Problem requirements -> All of the records listed below should be retyped exactly.

[Records shown start]

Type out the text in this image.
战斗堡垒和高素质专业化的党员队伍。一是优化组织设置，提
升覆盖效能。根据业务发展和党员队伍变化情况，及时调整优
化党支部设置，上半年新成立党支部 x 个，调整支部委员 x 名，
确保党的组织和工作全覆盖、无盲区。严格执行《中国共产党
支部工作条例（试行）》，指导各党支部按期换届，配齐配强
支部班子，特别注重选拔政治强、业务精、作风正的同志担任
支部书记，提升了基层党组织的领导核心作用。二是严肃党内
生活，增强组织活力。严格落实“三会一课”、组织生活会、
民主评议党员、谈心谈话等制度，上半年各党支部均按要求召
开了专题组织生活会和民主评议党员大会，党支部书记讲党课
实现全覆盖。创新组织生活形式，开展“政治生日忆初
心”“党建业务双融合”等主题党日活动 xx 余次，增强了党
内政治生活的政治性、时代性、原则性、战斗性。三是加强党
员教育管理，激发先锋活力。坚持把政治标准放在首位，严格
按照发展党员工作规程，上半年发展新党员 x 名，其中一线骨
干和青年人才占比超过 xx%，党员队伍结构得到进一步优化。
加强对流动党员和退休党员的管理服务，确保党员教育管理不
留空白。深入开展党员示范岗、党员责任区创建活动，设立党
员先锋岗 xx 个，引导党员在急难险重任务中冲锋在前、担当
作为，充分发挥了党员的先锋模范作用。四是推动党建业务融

[Records shown end]

The completed task ->
Type out the text in this image.
战斗堡垒和高素质专业化的党员队伍。一是优化组织设置，提
升覆盖效能。根据业务发展和党员队伍变化情况，及时调整优
化党支部设置，上半年新成立党支部 x 个，调整支部委员 x 名，
确保党的组织和工作全覆盖、无盲区。严格执行《中国共产党
支部工作条例（试行）》，指导各党支部按期换届，配齐配强
支部班子，特别注重选拔政治强、业务精、作风正的同志担任
支部书记，提升了基层党组织的领导核心作用。二是严肃党内
生活，增强组织活力。严格落实“三会一课”、组织生活会、
民主评议党员、谈心谈话等制度，上半年各党支部均按要求召
开了专题组织生活会和民主评议党员大会，党支部书记讲党课
实现全覆盖。创新组织生活形式，开展“政治生日忆初
心”“党建业务双融合”等主题党日活动 xx 余次，增强了党
内政治生活的政治性、时代性、原则性、战斗性。三是加强党
员教育管理，激发先锋活力。坚持把政治标准放在首位，严格
按照发展党员工作规程，上半年发展新党员 x 名，其中一线骨
干和青年人才占比超过 xx%，党员队伍结构得到进一步优化。
加强对流动党员和退休党员的管理服务，确保党员教育管理不
留空白。深入开展党员示范岗、党员责任区创建活动，设立党
员先锋岗 xx 个，引导党员在急难险重任务中冲锋在前、担当
作为，充分发挥了党员的先锋模范作用。四是推动党建业务融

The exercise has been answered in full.